Written instruction ->
Copy each entry as it stands, leaving nothing out.

################

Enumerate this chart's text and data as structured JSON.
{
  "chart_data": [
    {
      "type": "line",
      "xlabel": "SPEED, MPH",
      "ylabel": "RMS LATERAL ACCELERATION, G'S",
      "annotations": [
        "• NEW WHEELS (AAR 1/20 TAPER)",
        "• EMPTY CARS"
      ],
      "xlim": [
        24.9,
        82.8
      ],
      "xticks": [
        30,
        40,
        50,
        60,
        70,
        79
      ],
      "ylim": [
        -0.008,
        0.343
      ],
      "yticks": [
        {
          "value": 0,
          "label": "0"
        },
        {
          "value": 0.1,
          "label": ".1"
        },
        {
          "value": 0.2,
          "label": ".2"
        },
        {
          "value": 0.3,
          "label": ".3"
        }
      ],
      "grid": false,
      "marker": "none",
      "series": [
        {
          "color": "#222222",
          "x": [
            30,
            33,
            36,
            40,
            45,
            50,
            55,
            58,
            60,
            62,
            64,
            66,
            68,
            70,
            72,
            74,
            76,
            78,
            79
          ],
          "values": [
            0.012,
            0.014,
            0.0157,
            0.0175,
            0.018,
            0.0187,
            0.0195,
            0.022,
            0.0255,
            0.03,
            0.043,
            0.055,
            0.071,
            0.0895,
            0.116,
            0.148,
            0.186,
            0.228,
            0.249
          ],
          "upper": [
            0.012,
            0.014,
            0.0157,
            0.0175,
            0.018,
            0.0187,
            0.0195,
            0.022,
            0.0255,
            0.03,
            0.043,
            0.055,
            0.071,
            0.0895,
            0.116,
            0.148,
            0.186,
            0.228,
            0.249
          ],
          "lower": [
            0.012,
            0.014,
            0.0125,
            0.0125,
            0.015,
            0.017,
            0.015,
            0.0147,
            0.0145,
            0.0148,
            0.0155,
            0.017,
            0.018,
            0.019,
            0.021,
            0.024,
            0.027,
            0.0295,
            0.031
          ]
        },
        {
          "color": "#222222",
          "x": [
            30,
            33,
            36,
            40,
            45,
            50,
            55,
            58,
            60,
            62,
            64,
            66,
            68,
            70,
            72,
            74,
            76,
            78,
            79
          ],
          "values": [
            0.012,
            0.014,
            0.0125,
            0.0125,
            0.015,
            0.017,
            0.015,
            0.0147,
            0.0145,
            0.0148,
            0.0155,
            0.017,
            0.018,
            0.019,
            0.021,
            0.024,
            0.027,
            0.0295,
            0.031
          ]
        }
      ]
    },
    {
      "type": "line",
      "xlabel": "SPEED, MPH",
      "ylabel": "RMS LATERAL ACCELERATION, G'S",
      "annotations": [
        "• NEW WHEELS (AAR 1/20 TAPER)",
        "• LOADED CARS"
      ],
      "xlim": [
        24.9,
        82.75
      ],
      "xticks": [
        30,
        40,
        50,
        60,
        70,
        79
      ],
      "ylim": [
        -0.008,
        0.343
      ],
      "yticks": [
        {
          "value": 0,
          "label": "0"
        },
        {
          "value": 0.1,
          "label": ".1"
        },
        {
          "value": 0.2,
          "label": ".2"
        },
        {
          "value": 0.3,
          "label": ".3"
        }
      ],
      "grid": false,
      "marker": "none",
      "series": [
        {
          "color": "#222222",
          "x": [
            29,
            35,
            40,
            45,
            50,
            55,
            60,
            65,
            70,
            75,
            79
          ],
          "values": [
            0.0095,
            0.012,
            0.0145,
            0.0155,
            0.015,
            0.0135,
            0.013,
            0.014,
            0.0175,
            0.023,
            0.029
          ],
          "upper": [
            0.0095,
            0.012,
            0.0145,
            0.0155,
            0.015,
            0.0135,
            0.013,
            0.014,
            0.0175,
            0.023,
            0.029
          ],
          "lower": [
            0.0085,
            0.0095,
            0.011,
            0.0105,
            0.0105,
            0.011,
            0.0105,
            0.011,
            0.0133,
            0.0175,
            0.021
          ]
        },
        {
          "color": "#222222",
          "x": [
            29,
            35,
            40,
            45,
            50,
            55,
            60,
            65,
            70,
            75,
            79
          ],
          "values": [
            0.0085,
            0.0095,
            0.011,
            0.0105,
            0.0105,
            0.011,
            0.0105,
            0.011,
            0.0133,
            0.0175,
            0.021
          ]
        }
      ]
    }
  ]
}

################

Written solution ->
Enumerate this chart's text and data as structured JSON.
{
  "chart_data": [
    {
      "type": "line",
      "xlabel": "SPEED, MPH",
      "ylabel": "RMS LATERAL ACCELERATION, G'S",
      "annotations": [
        "• NEW WHEELS (AAR 1/20 TAPER)",
        "• EMPTY CARS"
      ],
      "xlim": [
        24.9,
        82.8
      ],
      "xticks": [
        30,
        40,
        50,
        60,
        70,
        79
      ],
      "ylim": [
        -0.008,
        0.343
      ],
      "yticks": [
        {
          "value": 0,
          "label": "0"
        },
        {
          "value": 0.1,
          "label": ".1"
        },
        {
          "value": 0.2,
          "label": ".2"
        },
        {
          "value": 0.3,
          "label": ".3"
        }
      ],
      "grid": false,
      "marker": "none",
      "series": [
        {
          "color": "#222222",
          "x": [
            30,
            33,
            36,
            40,
            45,
            50,
            55,
            58,
            60,
            62,
            64,
            66,
            68,
            70,
            72,
            74,
            76,
            78,
            79
          ],
          "values": [
            0.012,
            0.014,
            0.0157,
            0.0175,
            0.018,
            0.0187,
            0.0195,
            0.022,
            0.0255,
            0.03,
            0.043,
            0.055,
            0.071,
            0.0895,
            0.116,
            0.148,
            0.186,
            0.228,
            0.249
          ],
          "upper": [
            0.012,
            0.014,
            0.0157,
            0.0175,
            0.018,
            0.0187,
            0.0195,
            0.022,
            0.0255,
            0.03,
            0.043,
            0.055,
            0.071,
            0.0895,
            0.116,
            0.148,
            0.186,
            0.228,
            0.249
          ],
          "lower": [
            0.012,
            0.014,
            0.0125,
            0.0125,
            0.015,
            0.017,
            0.015,
            0.0147,
            0.0145,
            0.0148,
            0.0155,
            0.017,
            0.018,
            0.019,
            0.021,
            0.024,
            0.027,
            0.0295,
            0.031
          ]
        },
        {
          "color": "#222222",
          "x": [
            30,
            33,
            36,
            40,
            45,
            50,
            55,
            58,
            60,
            62,
            64,
            66,
            68,
            70,
            72,
            74,
            76,
            78,
            79
          ],
          "values": [
            0.012,
            0.014,
            0.0125,
            0.0125,
            0.015,
            0.017,
            0.015,
            0.0147,
            0.0145,
            0.0148,
            0.0155,
            0.017,
            0.018,
            0.019,
            0.021,
            0.024,
            0.027,
            0.0295,
            0.031
          ]
        }
      ]
    },
    {
      "type": "line",
      "xlabel": "SPEED, MPH",
      "ylabel": "RMS LATERAL ACCELERATION, G'S",
      "annotations": [
        "• NEW WHEELS (AAR 1/20 TAPER)",
        "• LOADED CARS"
      ],
      "xlim": [
        24.9,
        82.75
      ],
      "xticks": [
        30,
        40,
        50,
        60,
        70,
        79
      ],
      "ylim": [
        -0.008,
        0.343
      ],
      "yticks": [
        {
          "value": 0,
          "label": "0"
        },
        {
          "value": 0.1,
          "label": ".1"
        },
        {
          "value": 0.2,
          "label": ".2"
        },
        {
          "value": 0.3,
          "label": ".3"
        }
      ],
      "grid": false,
      "marker": "none",
      "series": [
        {
          "color": "#222222",
          "x": [
            29,
            35,
            40,
            45,
            50,
            55,
            60,
            65,
            70,
            75,
            79
          ],
          "values": [
            0.0095,
            0.012,
            0.0145,
            0.0155,
            0.015,
            0.0135,
            0.013,
            0.014,
            0.0175,
            0.023,
            0.029
          ],
          "upper": [
            0.0095,
            0.012,
            0.0145,
            0.0155,
            0.015,
            0.0135,
            0.013,
            0.014,
            0.0175,
            0.023,
            0.029
          ],
          "lower": [
            0.0085,
            0.0095,
            0.011,
            0.0105,
            0.0105,
            0.011,
            0.0105,
            0.011,
            0.0133,
            0.0175,
            0.021
          ]
        },
        {
          "color": "#222222",
          "x": [
            29,
            35,
            40,
            45,
            50,
            55,
            60,
            65,
            70,
            75,
            79
          ],
          "values": [
            0.0085,
            0.0095,
            0.011,
            0.0105,
            0.0105,
            0.011,
            0.0105,
            0.011,
            0.0133,
            0.0175,
            0.021
          ]
        }
      ]
    }
  ]
}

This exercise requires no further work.